## EXCERPTED DATA:
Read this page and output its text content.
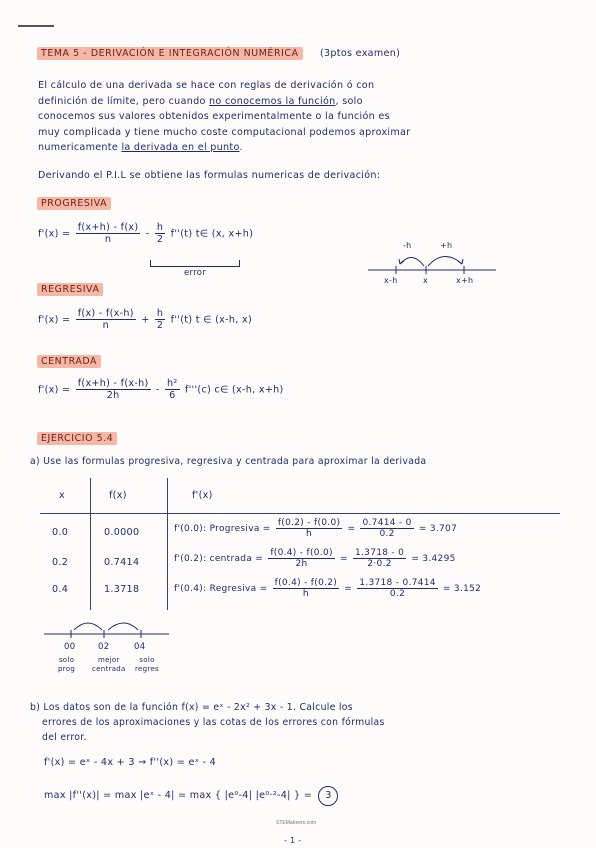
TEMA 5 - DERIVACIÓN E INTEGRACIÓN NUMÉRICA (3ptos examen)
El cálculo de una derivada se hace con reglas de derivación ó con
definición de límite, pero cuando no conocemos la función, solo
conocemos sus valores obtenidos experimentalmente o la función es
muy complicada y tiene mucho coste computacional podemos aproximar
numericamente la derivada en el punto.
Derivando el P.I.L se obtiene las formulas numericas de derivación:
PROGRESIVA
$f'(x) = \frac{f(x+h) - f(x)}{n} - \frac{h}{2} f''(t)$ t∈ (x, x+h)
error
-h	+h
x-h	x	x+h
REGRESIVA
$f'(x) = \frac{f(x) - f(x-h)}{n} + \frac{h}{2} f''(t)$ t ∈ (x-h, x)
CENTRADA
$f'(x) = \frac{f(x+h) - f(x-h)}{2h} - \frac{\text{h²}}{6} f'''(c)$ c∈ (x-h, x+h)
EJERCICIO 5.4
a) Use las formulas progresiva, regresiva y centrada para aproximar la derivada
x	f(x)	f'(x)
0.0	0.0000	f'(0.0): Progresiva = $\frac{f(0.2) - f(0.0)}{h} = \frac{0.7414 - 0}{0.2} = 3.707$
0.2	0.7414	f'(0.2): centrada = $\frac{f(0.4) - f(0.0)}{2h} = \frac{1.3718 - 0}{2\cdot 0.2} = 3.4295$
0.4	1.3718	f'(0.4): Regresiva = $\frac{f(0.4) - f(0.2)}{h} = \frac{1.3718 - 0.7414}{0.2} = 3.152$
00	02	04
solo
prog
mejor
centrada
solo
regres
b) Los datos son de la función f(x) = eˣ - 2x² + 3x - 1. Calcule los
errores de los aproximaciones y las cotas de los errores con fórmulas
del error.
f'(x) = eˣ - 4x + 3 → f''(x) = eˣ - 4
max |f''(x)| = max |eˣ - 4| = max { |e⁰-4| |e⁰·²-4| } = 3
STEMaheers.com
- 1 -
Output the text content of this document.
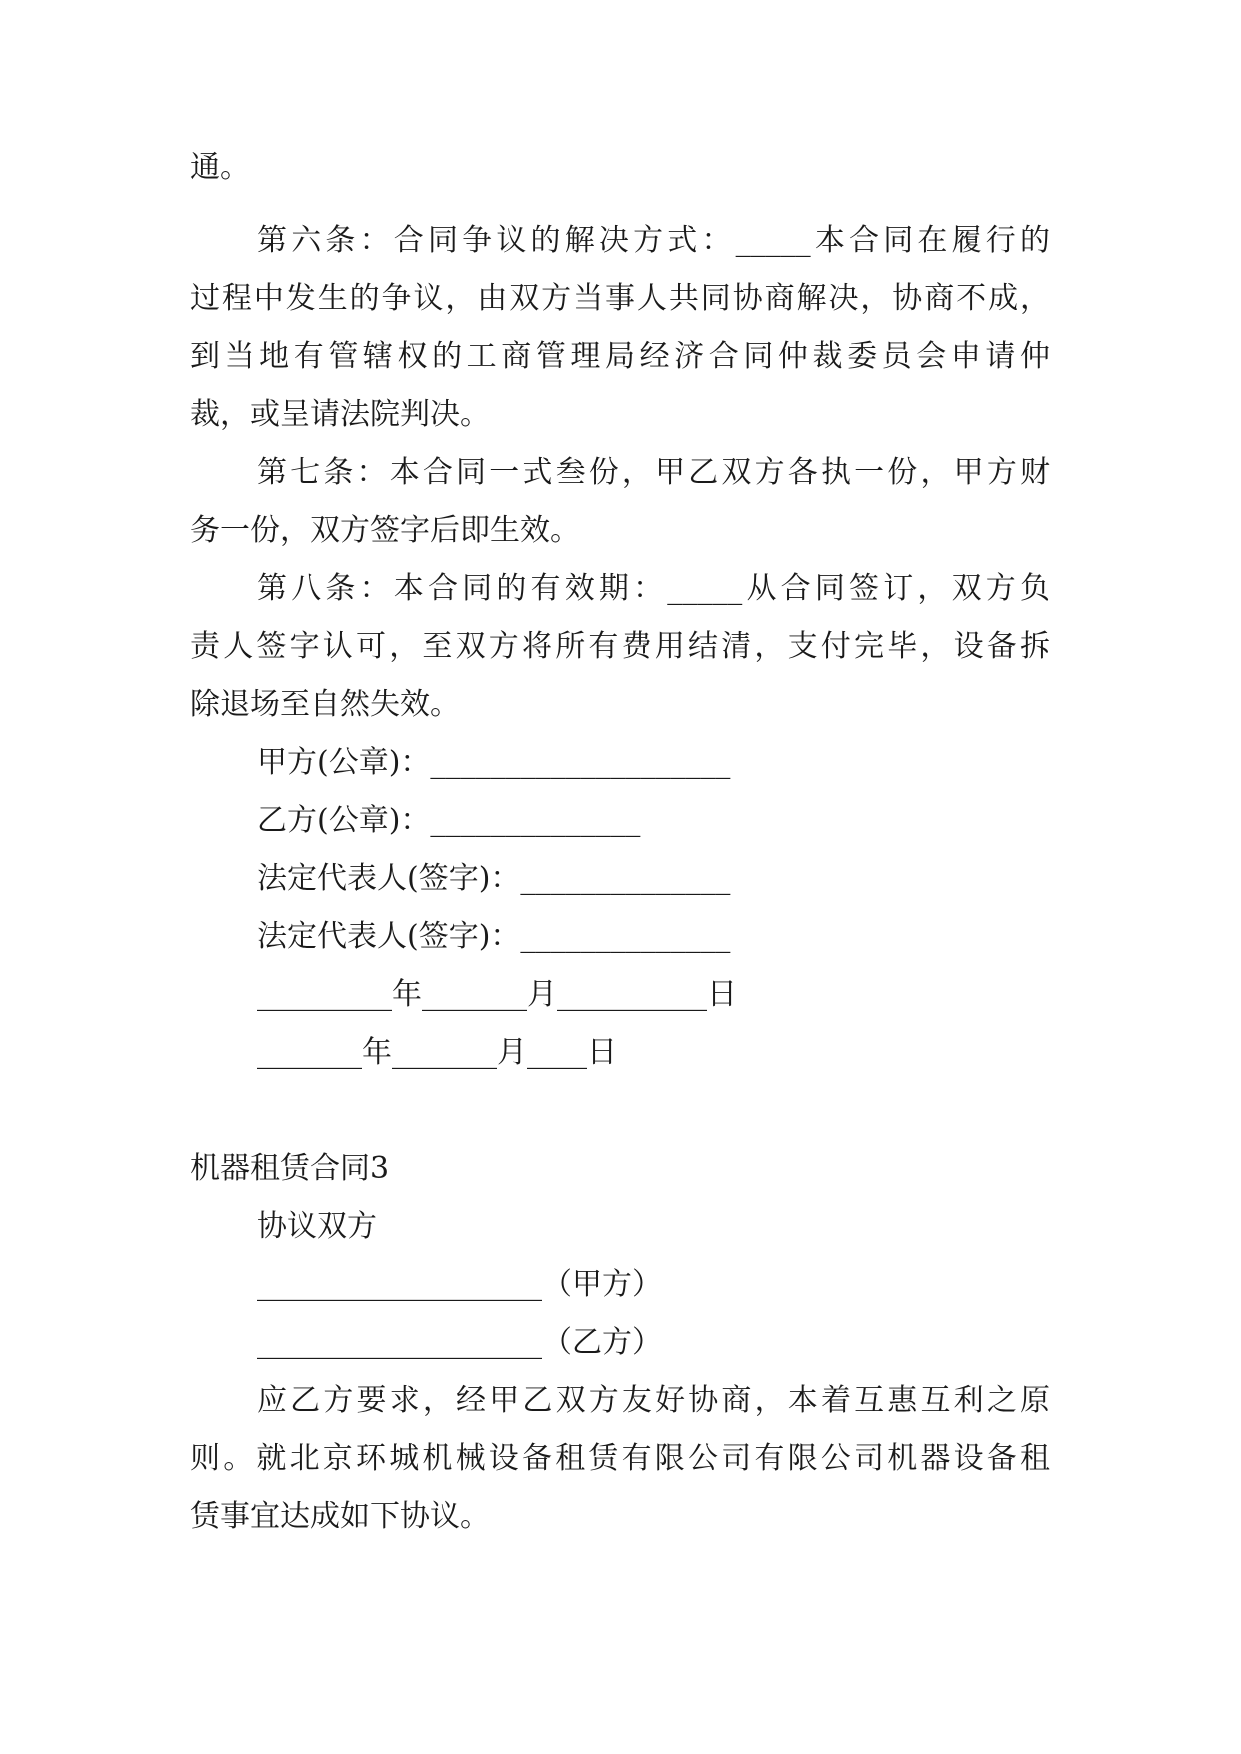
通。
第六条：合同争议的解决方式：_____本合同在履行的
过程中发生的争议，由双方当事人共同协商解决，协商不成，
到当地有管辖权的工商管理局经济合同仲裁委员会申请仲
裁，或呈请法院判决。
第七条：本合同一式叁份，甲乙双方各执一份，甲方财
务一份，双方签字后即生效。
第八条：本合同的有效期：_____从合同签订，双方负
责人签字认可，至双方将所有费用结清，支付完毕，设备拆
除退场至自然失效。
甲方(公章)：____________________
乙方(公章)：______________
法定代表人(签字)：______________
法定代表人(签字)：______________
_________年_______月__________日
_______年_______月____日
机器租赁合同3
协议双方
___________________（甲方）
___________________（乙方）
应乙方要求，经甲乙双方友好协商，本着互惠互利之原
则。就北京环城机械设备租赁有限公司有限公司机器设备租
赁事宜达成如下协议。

## PROBLEM DETAILS:
Work out how many lines above have the string "text" in them, and give only the number.

## TASK SOLUTION:
3